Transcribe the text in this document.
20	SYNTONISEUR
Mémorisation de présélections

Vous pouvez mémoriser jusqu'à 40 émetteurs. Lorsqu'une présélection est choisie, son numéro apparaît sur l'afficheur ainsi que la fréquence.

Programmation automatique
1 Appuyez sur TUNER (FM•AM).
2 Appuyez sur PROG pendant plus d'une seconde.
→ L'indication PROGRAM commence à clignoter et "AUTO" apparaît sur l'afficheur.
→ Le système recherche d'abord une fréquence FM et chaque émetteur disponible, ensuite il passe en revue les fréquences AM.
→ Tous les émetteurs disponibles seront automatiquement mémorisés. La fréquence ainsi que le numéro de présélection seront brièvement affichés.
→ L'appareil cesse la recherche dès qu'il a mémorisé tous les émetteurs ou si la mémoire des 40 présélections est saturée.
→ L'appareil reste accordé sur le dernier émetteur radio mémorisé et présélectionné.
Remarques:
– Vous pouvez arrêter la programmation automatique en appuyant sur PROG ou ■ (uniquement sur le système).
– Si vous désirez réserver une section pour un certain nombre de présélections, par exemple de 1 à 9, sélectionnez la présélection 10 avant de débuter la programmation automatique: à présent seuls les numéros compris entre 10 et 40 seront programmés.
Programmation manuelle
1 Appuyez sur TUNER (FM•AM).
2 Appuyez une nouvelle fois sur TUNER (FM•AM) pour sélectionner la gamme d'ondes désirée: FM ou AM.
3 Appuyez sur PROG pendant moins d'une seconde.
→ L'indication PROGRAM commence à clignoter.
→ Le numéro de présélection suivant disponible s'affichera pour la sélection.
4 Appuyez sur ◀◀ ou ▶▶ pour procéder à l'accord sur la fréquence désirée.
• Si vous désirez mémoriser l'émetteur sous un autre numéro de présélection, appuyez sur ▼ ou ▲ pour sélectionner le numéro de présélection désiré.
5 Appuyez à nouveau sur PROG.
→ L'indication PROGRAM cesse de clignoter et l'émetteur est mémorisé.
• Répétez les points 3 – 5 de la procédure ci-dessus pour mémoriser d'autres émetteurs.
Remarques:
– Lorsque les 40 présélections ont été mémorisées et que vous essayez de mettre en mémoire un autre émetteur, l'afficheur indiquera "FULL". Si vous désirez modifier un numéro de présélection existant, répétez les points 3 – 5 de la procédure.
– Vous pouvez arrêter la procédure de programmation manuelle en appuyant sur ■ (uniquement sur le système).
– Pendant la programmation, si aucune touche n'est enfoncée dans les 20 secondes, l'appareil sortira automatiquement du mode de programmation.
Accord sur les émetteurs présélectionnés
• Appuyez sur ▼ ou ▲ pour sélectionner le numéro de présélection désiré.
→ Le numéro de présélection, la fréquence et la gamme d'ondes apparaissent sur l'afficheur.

::::::

Reply with the number of lines in the preceding entries that contain "pouvez", and no other words.

3